— START DATA SUPPLIED —
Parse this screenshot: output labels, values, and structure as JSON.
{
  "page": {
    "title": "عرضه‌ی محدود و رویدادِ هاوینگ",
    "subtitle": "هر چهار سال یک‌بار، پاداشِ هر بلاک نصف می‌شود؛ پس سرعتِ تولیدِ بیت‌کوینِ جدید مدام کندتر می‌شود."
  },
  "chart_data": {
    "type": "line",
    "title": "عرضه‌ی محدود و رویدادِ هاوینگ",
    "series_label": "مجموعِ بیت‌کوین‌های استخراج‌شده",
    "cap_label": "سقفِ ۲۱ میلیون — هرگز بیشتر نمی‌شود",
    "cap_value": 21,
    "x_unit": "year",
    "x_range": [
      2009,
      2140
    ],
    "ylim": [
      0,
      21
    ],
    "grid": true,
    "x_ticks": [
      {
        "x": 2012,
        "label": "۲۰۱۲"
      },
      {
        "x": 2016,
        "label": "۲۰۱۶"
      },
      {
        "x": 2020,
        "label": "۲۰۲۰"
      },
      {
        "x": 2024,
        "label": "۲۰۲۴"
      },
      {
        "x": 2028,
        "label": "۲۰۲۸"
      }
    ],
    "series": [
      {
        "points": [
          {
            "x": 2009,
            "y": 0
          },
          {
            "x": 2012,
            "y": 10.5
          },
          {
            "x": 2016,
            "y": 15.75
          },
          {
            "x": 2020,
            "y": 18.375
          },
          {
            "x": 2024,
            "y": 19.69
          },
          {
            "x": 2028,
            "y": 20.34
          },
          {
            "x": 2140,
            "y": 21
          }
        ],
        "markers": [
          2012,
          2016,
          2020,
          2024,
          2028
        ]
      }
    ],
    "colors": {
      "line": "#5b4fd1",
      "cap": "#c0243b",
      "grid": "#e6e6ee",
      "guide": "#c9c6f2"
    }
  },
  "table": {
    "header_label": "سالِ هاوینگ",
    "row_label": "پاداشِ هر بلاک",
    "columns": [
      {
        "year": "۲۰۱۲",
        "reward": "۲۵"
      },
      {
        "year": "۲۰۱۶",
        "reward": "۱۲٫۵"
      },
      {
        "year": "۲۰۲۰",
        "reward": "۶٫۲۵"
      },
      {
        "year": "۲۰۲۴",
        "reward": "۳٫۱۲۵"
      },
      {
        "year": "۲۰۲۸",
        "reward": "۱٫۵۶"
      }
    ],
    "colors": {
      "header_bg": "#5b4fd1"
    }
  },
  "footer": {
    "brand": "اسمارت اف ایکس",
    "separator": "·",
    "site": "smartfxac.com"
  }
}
— END DATA SUPPLIED —
■ **WRITTEN TASK**: Work out how many lines above contain the word "year". Give only the number.

■ **COMPLETED EXERCISE**: 6